▸ **Records supplied**:
########################################
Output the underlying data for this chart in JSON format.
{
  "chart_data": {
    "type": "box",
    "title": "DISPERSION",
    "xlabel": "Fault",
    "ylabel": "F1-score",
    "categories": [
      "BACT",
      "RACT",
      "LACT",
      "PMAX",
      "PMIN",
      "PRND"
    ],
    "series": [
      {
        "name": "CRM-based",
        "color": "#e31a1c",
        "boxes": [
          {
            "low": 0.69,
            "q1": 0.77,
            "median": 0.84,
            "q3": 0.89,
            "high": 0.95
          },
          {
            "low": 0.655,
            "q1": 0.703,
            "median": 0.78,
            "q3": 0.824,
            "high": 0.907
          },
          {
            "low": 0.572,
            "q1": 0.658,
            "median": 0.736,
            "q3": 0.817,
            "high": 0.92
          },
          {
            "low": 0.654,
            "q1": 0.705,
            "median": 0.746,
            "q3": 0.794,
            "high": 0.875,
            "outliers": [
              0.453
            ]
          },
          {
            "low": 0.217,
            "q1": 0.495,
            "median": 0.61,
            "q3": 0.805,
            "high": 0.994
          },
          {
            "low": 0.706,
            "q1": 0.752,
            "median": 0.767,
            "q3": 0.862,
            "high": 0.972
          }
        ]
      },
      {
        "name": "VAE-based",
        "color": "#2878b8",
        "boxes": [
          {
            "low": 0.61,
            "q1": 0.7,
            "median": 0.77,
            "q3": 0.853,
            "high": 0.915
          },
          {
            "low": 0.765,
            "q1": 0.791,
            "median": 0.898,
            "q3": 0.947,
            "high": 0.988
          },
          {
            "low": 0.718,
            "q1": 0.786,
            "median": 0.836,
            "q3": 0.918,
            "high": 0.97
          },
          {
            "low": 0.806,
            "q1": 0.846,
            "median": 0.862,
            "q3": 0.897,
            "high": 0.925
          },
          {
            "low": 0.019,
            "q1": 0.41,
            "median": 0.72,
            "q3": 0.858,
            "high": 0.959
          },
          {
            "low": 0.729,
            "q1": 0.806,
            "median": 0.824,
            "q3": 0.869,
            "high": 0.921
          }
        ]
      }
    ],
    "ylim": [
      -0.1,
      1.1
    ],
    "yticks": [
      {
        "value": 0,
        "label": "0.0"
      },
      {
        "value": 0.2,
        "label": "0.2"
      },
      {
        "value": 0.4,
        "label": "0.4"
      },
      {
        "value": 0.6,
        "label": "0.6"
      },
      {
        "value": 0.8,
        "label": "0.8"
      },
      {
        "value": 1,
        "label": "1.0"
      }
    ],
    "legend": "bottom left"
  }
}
########################################
▸ **Set problem**:
Tally how many lines of the material contain the word "value". The answer must be the number and nothing else.

▸ **Solution for this problem**:
6